* EXERCISE INSTRUCTIONS *
Track down each line that has the word "sjökaptenen" and copy it.
────────
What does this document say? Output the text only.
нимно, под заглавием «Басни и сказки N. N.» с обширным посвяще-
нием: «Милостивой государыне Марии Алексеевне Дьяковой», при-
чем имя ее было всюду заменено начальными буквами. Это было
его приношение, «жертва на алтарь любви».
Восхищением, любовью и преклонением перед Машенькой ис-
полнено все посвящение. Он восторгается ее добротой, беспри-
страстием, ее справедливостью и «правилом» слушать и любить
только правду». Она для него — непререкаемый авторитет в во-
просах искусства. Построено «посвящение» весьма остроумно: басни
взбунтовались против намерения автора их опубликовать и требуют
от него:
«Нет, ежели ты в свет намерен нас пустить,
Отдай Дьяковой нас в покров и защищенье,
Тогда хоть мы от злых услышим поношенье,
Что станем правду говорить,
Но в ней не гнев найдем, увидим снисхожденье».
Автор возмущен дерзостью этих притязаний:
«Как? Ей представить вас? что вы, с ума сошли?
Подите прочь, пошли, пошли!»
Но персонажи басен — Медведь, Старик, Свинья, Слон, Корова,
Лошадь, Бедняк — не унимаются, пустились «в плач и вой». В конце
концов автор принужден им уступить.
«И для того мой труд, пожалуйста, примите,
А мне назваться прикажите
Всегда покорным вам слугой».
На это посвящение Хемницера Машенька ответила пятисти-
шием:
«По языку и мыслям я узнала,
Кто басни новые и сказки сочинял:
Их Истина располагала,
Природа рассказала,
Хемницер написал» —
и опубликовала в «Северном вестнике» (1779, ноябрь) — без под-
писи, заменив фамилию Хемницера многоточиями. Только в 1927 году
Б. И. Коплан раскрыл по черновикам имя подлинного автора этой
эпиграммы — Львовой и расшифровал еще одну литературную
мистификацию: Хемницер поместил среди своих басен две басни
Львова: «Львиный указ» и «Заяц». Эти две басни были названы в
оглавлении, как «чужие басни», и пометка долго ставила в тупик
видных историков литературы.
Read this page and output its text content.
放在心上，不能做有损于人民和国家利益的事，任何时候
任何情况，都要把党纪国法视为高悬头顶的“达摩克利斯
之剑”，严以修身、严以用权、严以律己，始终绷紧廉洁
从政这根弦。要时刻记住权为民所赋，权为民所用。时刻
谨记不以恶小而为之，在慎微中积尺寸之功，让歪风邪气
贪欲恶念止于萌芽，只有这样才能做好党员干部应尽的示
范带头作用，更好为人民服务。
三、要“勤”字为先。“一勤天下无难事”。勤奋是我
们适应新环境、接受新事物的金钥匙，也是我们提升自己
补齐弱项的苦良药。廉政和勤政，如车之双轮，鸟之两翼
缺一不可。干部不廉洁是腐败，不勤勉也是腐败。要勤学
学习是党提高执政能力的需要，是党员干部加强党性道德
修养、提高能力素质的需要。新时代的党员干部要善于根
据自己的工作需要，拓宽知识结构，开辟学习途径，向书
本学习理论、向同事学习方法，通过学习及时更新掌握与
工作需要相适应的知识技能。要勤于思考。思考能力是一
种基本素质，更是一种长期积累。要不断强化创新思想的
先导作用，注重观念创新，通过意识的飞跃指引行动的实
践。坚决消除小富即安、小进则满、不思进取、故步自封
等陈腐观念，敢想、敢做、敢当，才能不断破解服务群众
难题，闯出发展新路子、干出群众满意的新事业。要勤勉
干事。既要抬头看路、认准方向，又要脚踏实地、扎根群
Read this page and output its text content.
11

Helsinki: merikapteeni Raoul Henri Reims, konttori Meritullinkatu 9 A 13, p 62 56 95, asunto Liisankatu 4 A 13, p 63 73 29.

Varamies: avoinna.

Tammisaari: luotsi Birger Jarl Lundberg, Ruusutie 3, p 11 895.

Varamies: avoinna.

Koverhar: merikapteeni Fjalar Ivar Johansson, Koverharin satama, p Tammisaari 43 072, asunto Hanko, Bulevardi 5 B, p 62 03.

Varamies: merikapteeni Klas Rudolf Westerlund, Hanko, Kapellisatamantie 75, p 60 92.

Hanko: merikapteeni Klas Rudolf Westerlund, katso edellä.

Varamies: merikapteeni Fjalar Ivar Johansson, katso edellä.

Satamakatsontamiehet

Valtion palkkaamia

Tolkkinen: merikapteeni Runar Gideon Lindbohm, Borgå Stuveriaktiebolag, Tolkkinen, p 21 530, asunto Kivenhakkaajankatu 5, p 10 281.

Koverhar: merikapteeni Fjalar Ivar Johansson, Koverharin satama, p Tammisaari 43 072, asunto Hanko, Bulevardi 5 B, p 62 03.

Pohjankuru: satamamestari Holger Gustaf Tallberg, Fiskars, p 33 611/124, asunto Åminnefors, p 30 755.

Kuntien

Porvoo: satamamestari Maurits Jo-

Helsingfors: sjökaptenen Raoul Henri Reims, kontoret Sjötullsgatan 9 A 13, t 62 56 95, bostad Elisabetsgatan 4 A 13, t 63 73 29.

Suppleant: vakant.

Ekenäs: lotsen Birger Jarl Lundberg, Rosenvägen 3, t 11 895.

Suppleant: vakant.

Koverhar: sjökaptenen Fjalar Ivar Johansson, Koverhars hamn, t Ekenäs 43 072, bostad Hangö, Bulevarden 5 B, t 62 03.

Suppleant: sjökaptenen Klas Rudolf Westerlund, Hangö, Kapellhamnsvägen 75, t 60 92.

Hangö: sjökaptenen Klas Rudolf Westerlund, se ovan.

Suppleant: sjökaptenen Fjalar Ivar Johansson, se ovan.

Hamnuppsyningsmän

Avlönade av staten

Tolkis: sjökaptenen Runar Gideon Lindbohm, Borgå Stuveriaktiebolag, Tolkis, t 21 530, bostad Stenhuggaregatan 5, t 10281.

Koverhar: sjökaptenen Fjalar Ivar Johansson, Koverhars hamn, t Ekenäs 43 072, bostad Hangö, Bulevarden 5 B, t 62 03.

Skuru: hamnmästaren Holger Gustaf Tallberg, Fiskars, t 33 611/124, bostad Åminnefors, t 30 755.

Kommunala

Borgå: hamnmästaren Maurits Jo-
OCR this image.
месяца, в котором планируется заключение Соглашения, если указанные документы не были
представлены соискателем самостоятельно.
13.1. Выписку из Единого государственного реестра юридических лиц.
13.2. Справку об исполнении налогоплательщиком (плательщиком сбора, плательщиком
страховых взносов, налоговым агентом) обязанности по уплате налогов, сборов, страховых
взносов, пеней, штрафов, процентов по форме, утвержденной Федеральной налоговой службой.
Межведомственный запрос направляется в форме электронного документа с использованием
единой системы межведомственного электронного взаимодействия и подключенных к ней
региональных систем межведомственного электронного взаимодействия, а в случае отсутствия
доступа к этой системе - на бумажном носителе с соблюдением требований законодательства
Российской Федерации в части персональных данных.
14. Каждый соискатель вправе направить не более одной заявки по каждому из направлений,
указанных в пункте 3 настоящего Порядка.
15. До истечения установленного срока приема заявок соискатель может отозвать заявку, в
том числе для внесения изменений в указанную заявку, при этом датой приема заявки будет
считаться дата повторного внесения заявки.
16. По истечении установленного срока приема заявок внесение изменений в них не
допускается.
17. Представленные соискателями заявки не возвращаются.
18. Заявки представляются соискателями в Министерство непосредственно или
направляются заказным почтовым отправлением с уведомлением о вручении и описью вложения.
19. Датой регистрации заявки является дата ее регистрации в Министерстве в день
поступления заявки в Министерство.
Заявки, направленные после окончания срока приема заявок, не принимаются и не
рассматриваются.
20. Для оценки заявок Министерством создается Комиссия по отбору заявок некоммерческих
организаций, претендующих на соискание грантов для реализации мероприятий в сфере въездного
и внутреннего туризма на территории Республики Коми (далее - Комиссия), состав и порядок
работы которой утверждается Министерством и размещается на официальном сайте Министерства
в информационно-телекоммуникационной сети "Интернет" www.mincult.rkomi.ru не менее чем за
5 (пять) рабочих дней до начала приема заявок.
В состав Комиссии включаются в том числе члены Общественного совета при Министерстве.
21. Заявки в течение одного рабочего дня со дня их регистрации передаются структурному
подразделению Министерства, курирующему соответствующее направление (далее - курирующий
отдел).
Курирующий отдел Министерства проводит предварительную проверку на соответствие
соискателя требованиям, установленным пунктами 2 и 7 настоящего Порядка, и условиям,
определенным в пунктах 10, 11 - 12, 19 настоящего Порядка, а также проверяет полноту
────────
* REPLY TO THE TASK *
Helsingfors: sjökaptenen Raoul Henri Reims, kontoret Sjötullsgatan 9 A 13, t 62 56 95, bostad Elisabetsgatan 4 A 13, t 63 73 29.
Koverhar: sjökaptenen Fjalar Ivar Johansson, Koverhars hamn, t Ekenäs 43 072, bostad Hangö, Bulevarden 5 B, t 62 03.
Suppleant: sjökaptenen Klas Rudolf Westerlund, Hangö, Kapellhamnsvägen 75, t 60 92.
Hangö: sjökaptenen Klas Rudolf Westerlund, se ovan.
Suppleant: sjökaptenen Fjalar Ivar Johansson, se ovan.
Tolkis: sjökaptenen Runar Gideon Lindbohm, Borgå Stuveriaktiebolag, Tolkis, t 21 530, bostad Stenhuggaregatan 5, t 10281.
Koverhar: sjökaptenen Fjalar Ivar Johansson, Koverhars hamn, t Ekenäs 43 072, bostad Hangö, Bulevarden 5 B, t 62 03.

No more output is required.